_Goal of the exercise_: Write out each line exactly as it stands, please.
-------- Provided records --------
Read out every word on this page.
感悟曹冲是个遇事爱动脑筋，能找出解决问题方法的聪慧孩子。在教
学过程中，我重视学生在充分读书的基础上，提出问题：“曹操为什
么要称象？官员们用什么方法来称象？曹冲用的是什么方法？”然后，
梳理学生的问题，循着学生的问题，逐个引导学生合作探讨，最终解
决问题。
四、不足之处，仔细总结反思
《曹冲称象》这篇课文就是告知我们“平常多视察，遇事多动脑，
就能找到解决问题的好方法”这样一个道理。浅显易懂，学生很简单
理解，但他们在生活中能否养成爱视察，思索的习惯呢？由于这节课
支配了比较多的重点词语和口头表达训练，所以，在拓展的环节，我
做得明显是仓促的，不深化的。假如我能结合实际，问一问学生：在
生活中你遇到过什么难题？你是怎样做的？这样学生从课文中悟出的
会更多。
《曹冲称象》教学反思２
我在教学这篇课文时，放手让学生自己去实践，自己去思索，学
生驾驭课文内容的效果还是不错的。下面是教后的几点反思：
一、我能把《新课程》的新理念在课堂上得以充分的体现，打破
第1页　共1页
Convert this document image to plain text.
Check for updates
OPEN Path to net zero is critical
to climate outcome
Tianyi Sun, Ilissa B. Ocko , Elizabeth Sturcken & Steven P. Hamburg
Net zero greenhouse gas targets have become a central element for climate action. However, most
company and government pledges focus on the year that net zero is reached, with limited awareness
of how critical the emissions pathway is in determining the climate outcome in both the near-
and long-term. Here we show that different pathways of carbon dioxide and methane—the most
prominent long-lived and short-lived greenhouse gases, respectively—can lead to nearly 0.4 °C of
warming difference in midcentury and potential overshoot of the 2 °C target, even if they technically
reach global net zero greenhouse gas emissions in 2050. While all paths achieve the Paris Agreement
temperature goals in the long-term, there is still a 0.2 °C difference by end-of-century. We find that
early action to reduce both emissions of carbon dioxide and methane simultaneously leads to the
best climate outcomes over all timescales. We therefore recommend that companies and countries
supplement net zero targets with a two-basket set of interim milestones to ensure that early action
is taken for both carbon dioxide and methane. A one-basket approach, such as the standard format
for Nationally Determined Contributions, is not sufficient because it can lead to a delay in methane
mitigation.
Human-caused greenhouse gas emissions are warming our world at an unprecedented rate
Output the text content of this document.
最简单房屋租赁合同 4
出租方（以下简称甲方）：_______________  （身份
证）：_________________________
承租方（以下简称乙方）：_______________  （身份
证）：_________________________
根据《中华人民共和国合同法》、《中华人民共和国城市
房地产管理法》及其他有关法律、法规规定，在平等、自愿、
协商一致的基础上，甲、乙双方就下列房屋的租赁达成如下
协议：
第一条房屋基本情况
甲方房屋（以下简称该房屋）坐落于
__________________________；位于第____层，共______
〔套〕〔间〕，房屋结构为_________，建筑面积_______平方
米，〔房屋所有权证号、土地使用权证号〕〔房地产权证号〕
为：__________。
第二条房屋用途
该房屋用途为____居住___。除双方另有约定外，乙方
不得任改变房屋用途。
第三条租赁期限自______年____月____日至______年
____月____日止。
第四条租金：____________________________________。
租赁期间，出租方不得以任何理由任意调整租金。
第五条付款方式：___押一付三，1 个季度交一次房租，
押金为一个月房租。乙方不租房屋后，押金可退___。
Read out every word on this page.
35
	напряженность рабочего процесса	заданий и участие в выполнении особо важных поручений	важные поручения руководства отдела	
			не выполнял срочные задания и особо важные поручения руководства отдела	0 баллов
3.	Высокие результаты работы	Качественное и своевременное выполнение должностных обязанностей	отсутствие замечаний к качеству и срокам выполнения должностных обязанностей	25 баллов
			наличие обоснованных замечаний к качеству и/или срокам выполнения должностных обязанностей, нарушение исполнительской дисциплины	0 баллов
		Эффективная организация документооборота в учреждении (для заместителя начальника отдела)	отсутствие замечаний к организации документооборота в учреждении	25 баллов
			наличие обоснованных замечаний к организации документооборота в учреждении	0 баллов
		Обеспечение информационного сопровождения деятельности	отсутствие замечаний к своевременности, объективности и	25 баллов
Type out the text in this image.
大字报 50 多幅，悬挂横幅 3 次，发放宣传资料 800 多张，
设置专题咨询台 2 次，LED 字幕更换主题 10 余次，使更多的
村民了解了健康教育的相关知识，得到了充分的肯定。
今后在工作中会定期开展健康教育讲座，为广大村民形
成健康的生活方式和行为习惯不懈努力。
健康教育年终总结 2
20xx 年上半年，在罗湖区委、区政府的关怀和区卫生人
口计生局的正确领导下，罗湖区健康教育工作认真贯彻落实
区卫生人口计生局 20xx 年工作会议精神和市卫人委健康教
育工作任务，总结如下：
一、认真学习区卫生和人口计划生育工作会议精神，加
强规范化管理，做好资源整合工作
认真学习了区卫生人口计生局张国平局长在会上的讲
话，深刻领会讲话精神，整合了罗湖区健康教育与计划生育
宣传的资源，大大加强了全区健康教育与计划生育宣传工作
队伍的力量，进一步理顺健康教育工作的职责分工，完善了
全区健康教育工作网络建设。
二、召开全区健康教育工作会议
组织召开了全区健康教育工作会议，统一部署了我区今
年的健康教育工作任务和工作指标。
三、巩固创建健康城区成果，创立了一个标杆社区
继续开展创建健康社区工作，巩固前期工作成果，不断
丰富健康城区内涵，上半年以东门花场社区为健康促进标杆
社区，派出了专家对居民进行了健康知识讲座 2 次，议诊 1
--------
_Worked answer_:
Read out every word on this page.
感悟曹冲是个遇事爱动脑筋，能找出解决问题方法的聪慧孩子。在教
学过程中，我重视学生在充分读书的基础上，提出问题：“曹操为什
么要称象？官员们用什么方法来称象？曹冲用的是什么方法？”然后，
梳理学生的问题，循着学生的问题，逐个引导学生合作探讨，最终解
决问题。
四、不足之处，仔细总结反思
《曹冲称象》这篇课文就是告知我们“平常多视察，遇事多动脑，
就能找到解决问题的好方法”这样一个道理。浅显易懂，学生很简单
理解，但他们在生活中能否养成爱视察，思索的习惯呢？由于这节课
支配了比较多的重点词语和口头表达训练，所以，在拓展的环节，我
做得明显是仓促的，不深化的。假如我能结合实际，问一问学生：在
生活中你遇到过什么难题？你是怎样做的？这样学生从课文中悟出的
会更多。
《曹冲称象》教学反思２
我在教学这篇课文时，放手让学生自己去实践，自己去思索，学
生驾驭课文内容的效果还是不错的。下面是教后的几点反思：
一、我能把《新课程》的新理念在课堂上得以充分的体现，打破
第1页　共1页
Convert this document image to plain text.
Check for updates
OPEN Path to net zero is critical
to climate outcome
Tianyi Sun, Ilissa B. Ocko , Elizabeth Sturcken & Steven P. Hamburg
Net zero greenhouse gas targets have become a central element for climate action. However, most
company and government pledges focus on the year that net zero is reached, with limited awareness
of how critical the emissions pathway is in determining the climate outcome in both the near-
and long-term. Here we show that different pathways of carbon dioxide and methane—the most
prominent long-lived and short-lived greenhouse gases, respectively—can lead to nearly 0.4 °C of
warming difference in midcentury and potential overshoot of the 2 °C target, even if they technically
reach global net zero greenhouse gas emissions in 2050. While all paths achieve the Paris Agreement
temperature goals in the long-term, there is still a 0.2 °C difference by end-of-century. We find that
early action to reduce both emissions of carbon dioxide and methane simultaneously leads to the
best climate outcomes over all timescales. We therefore recommend that companies and countries
supplement net zero targets with a two-basket set of interim milestones to ensure that early action
is taken for both carbon dioxide and methane. A one-basket approach, such as the standard format
for Nationally Determined Contributions, is not sufficient because it can lead to a delay in methane
mitigation.
Human-caused greenhouse gas emissions are warming our world at an unprecedented rate
Output the text content of this document.
最简单房屋租赁合同 4
出租方（以下简称甲方）：_______________  （身份
证）：_________________________
承租方（以下简称乙方）：_______________  （身份
证）：_________________________
根据《中华人民共和国合同法》、《中华人民共和国城市
房地产管理法》及其他有关法律、法规规定，在平等、自愿、
协商一致的基础上，甲、乙双方就下列房屋的租赁达成如下
协议：
第一条房屋基本情况
甲方房屋（以下简称该房屋）坐落于
__________________________；位于第____层，共______
〔套〕〔间〕，房屋结构为_________，建筑面积_______平方
米，〔房屋所有权证号、土地使用权证号〕〔房地产权证号〕
为：__________。
第二条房屋用途
该房屋用途为____居住___。除双方另有约定外，乙方
不得任改变房屋用途。
第三条租赁期限自______年____月____日至______年
____月____日止。
第四条租金：____________________________________。
租赁期间，出租方不得以任何理由任意调整租金。
第五条付款方式：___押一付三，1 个季度交一次房租，
押金为一个月房租。乙方不租房屋后，押金可退___。
Read out every word on this page.
35
	напряженность рабочего процесса	заданий и участие в выполнении особо важных поручений	важные поручения руководства отдела	
			не выполнял срочные задания и особо важные поручения руководства отдела	0 баллов
3.	Высокие результаты работы	Качественное и своевременное выполнение должностных обязанностей	отсутствие замечаний к качеству и срокам выполнения должностных обязанностей	25 баллов
			наличие обоснованных замечаний к качеству и/или срокам выполнения должностных обязанностей, нарушение исполнительской дисциплины	0 баллов
		Эффективная организация документооборота в учреждении (для заместителя начальника отдела)	отсутствие замечаний к организации документооборота в учреждении	25 баллов
			наличие обоснованных замечаний к организации документооборота в учреждении	0 баллов
		Обеспечение информационного сопровождения деятельности	отсутствие замечаний к своевременности, объективности и	25 баллов
Type out the text in this image.
大字报 50 多幅，悬挂横幅 3 次，发放宣传资料 800 多张，
设置专题咨询台 2 次，LED 字幕更换主题 10 余次，使更多的
村民了解了健康教育的相关知识，得到了充分的肯定。
今后在工作中会定期开展健康教育讲座，为广大村民形
成健康的生活方式和行为习惯不懈努力。
健康教育年终总结 2
20xx 年上半年，在罗湖区委、区政府的关怀和区卫生人
口计生局的正确领导下，罗湖区健康教育工作认真贯彻落实
区卫生人口计生局 20xx 年工作会议精神和市卫人委健康教
育工作任务，总结如下：
一、认真学习区卫生和人口计划生育工作会议精神，加
强规范化管理，做好资源整合工作
认真学习了区卫生人口计生局张国平局长在会上的讲
话，深刻领会讲话精神，整合了罗湖区健康教育与计划生育
宣传的资源，大大加强了全区健康教育与计划生育宣传工作
队伍的力量，进一步理顺健康教育工作的职责分工，完善了
全区健康教育工作网络建设。
二、召开全区健康教育工作会议
组织召开了全区健康教育工作会议，统一部署了我区今
年的健康教育工作任务和工作指标。
三、巩固创建健康城区成果，创立了一个标杆社区
继续开展创建健康社区工作，巩固前期工作成果，不断
丰富健康城区内涵，上半年以东门花场社区为健康促进标杆
社区，派出了专家对居民进行了健康知识讲座 2 次，议诊 1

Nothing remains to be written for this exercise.